Task prompt: Exactly as they appear, output all of the entries.
* Begin *
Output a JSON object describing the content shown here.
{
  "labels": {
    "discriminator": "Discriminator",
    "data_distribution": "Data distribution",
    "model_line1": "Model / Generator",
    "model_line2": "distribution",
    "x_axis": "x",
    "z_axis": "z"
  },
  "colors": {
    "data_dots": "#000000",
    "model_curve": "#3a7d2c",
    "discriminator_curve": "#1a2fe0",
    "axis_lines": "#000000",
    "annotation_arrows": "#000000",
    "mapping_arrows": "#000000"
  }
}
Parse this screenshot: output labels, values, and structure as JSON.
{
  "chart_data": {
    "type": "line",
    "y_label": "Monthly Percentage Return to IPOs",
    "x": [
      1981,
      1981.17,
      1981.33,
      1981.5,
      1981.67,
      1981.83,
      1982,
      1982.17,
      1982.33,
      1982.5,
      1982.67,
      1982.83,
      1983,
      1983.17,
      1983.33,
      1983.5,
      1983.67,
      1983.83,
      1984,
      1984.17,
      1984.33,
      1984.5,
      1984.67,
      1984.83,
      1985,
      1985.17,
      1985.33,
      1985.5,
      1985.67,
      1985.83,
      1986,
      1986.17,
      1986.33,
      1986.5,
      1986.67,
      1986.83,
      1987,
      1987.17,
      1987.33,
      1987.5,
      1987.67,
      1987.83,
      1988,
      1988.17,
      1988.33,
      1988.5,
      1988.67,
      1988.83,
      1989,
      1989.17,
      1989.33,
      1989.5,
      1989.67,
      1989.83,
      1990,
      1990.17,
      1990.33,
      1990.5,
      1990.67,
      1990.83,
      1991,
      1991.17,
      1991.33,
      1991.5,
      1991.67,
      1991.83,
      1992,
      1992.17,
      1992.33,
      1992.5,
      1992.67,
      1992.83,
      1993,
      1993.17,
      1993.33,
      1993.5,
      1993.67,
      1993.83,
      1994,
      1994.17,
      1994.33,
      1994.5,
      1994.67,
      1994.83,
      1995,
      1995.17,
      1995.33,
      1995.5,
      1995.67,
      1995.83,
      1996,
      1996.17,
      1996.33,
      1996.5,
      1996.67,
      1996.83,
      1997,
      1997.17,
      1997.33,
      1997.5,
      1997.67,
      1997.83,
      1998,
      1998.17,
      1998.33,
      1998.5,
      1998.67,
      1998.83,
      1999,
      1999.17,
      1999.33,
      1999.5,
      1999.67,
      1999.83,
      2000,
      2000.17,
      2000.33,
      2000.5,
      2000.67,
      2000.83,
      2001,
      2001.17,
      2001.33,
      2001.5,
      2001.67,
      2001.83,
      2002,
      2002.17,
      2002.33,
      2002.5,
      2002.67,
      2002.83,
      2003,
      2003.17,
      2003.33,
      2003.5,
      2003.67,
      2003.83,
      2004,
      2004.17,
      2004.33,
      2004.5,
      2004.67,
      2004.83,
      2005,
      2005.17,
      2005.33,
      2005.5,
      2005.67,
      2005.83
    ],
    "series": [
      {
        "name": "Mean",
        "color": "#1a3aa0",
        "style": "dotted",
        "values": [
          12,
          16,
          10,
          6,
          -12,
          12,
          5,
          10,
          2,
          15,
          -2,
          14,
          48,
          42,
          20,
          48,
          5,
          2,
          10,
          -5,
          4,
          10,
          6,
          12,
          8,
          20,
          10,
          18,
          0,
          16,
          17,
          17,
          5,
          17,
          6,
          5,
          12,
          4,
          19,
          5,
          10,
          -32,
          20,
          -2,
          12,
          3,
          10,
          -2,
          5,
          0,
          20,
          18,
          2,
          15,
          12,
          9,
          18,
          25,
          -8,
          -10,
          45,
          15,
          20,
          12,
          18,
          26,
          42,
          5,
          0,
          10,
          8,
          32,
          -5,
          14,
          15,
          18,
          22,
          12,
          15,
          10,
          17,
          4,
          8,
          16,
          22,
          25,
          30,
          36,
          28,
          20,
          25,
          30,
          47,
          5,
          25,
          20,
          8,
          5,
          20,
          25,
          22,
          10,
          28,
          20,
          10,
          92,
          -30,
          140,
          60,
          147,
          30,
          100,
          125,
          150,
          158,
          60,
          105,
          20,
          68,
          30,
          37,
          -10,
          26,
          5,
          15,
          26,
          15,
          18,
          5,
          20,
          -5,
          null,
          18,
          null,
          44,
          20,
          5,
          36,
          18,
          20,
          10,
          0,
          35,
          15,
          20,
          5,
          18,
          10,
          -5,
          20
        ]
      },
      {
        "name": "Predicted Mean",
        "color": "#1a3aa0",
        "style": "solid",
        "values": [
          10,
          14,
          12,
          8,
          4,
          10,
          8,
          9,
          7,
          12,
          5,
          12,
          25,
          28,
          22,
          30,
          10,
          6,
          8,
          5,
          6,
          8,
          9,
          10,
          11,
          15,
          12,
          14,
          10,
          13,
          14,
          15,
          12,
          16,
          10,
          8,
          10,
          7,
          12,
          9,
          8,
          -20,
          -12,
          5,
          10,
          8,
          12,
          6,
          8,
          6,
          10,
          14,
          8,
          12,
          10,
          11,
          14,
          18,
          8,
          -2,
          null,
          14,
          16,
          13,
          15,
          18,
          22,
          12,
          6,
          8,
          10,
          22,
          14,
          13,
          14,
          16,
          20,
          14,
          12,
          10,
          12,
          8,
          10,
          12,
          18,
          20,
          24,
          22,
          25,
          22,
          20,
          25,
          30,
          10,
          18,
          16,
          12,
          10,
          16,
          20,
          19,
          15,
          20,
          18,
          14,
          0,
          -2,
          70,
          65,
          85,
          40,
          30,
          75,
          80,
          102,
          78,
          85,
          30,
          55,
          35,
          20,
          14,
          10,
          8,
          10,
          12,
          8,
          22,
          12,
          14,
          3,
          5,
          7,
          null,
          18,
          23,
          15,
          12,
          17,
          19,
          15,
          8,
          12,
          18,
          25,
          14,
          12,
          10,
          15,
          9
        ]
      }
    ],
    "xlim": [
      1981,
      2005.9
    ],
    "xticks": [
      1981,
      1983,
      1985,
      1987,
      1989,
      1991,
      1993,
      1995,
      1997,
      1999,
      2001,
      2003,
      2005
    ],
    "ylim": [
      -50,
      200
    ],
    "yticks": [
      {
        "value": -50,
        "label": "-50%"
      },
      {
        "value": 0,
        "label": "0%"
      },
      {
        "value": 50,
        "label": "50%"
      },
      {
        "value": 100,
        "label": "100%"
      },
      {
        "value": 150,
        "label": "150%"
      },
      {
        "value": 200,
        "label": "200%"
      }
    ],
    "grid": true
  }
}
* End *
Finished answer:
Output a JSON object describing the content shown here.
{
  "labels": {
    "discriminator": "Discriminator",
    "data_distribution": "Data distribution",
    "model_line1": "Model / Generator",
    "model_line2": "distribution",
    "x_axis": "x",
    "z_axis": "z"
  },
  "colors": {
    "data_dots": "#000000",
    "model_curve": "#3a7d2c",
    "discriminator_curve": "#1a2fe0",
    "axis_lines": "#000000",
    "annotation_arrows": "#000000",
    "mapping_arrows": "#000000"
  }
}
Parse this screenshot: output labels, values, and structure as JSON.
{
  "chart_data": {
    "type": "line",
    "y_label": "Monthly Percentage Return to IPOs",
    "x": [
      1981,
      1981.17,
      1981.33,
      1981.5,
      1981.67,
      1981.83,
      1982,
      1982.17,
      1982.33,
      1982.5,
      1982.67,
      1982.83,
      1983,
      1983.17,
      1983.33,
      1983.5,
      1983.67,
      1983.83,
      1984,
      1984.17,
      1984.33,
      1984.5,
      1984.67,
      1984.83,
      1985,
      1985.17,
      1985.33,
      1985.5,
      1985.67,
      1985.83,
      1986,
      1986.17,
      1986.33,
      1986.5,
      1986.67,
      1986.83,
      1987,
      1987.17,
      1987.33,
      1987.5,
      1987.67,
      1987.83,
      1988,
      1988.17,
      1988.33,
      1988.5,
      1988.67,
      1988.83,
      1989,
      1989.17,
      1989.33,
      1989.5,
      1989.67,
      1989.83,
      1990,
      1990.17,
      1990.33,
      1990.5,
      1990.67,
      1990.83,
      1991,
      1991.17,
      1991.33,
      1991.5,
      1991.67,
      1991.83,
      1992,
      1992.17,
      1992.33,
      1992.5,
      1992.67,
      1992.83,
      1993,
      1993.17,
      1993.33,
      1993.5,
      1993.67,
      1993.83,
      1994,
      1994.17,
      1994.33,
      1994.5,
      1994.67,
      1994.83,
      1995,
      1995.17,
      1995.33,
      1995.5,
      1995.67,
      1995.83,
      1996,
      1996.17,
      1996.33,
      1996.5,
      1996.67,
      1996.83,
      1997,
      1997.17,
      1997.33,
      1997.5,
      1997.67,
      1997.83,
      1998,
      1998.17,
      1998.33,
      1998.5,
      1998.67,
      1998.83,
      1999,
      1999.17,
      1999.33,
      1999.5,
      1999.67,
      1999.83,
      2000,
      2000.17,
      2000.33,
      2000.5,
      2000.67,
      2000.83,
      2001,
      2001.17,
      2001.33,
      2001.5,
      2001.67,
      2001.83,
      2002,
      2002.17,
      2002.33,
      2002.5,
      2002.67,
      2002.83,
      2003,
      2003.17,
      2003.33,
      2003.5,
      2003.67,
      2003.83,
      2004,
      2004.17,
      2004.33,
      2004.5,
      2004.67,
      2004.83,
      2005,
      2005.17,
      2005.33,
      2005.5,
      2005.67,
      2005.83
    ],
    "series": [
      {
        "name": "Mean",
        "color": "#1a3aa0",
        "style": "dotted",
        "values": [
          12,
          16,
          10,
          6,
          -12,
          12,
          5,
          10,
          2,
          15,
          -2,
          14,
          48,
          42,
          20,
          48,
          5,
          2,
          10,
          -5,
          4,
          10,
          6,
          12,
          8,
          20,
          10,
          18,
          0,
          16,
          17,
          17,
          5,
          17,
          6,
          5,
          12,
          4,
          19,
          5,
          10,
          -32,
          20,
          -2,
          12,
          3,
          10,
          -2,
          5,
          0,
          20,
          18,
          2,
          15,
          12,
          9,
          18,
          25,
          -8,
          -10,
          45,
          15,
          20,
          12,
          18,
          26,
          42,
          5,
          0,
          10,
          8,
          32,
          -5,
          14,
          15,
          18,
          22,
          12,
          15,
          10,
          17,
          4,
          8,
          16,
          22,
          25,
          30,
          36,
          28,
          20,
          25,
          30,
          47,
          5,
          25,
          20,
          8,
          5,
          20,
          25,
          22,
          10,
          28,
          20,
          10,
          92,
          -30,
          140,
          60,
          147,
          30,
          100,
          125,
          150,
          158,
          60,
          105,
          20,
          68,
          30,
          37,
          -10,
          26,
          5,
          15,
          26,
          15,
          18,
          5,
          20,
          -5,
          null,
          18,
          null,
          44,
          20,
          5,
          36,
          18,
          20,
          10,
          0,
          35,
          15,
          20,
          5,
          18,
          10,
          -5,
          20
        ]
      },
      {
        "name": "Predicted Mean",
        "color": "#1a3aa0",
        "style": "solid",
        "values": [
          10,
          14,
          12,
          8,
          4,
          10,
          8,
          9,
          7,
          12,
          5,
          12,
          25,
          28,
          22,
          30,
          10,
          6,
          8,
          5,
          6,
          8,
          9,
          10,
          11,
          15,
          12,
          14,
          10,
          13,
          14,
          15,
          12,
          16,
          10,
          8,
          10,
          7,
          12,
          9,
          8,
          -20,
          -12,
          5,
          10,
          8,
          12,
          6,
          8,
          6,
          10,
          14,
          8,
          12,
          10,
          11,
          14,
          18,
          8,
          -2,
          null,
          14,
          16,
          13,
          15,
          18,
          22,
          12,
          6,
          8,
          10,
          22,
          14,
          13,
          14,
          16,
          20,
          14,
          12,
          10,
          12,
          8,
          10,
          12,
          18,
          20,
          24,
          22,
          25,
          22,
          20,
          25,
          30,
          10,
          18,
          16,
          12,
          10,
          16,
          20,
          19,
          15,
          20,
          18,
          14,
          0,
          -2,
          70,
          65,
          85,
          40,
          30,
          75,
          80,
          102,
          78,
          85,
          30,
          55,
          35,
          20,
          14,
          10,
          8,
          10,
          12,
          8,
          22,
          12,
          14,
          3,
          5,
          7,
          null,
          18,
          23,
          15,
          12,
          17,
          19,
          15,
          8,
          12,
          18,
          25,
          14,
          12,
          10,
          15,
          9
        ]
      }
    ],
    "xlim": [
      1981,
      2005.9
    ],
    "xticks": [
      1981,
      1983,
      1985,
      1987,
      1989,
      1991,
      1993,
      1995,
      1997,
      1999,
      2001,
      2003,
      2005
    ],
    "ylim": [
      -50,
      200
    ],
    "yticks": [
      {
        "value": -50,
        "label": "-50%"
      },
      {
        "value": 0,
        "label": "0%"
      },
      {
        "value": 50,
        "label": "50%"
      },
      {
        "value": 100,
        "label": "100%"
      },
      {
        "value": 150,
        "label": "150%"
      },
      {
        "value": 200,
        "label": "200%"
      }
    ],
    "grid": true
  }
}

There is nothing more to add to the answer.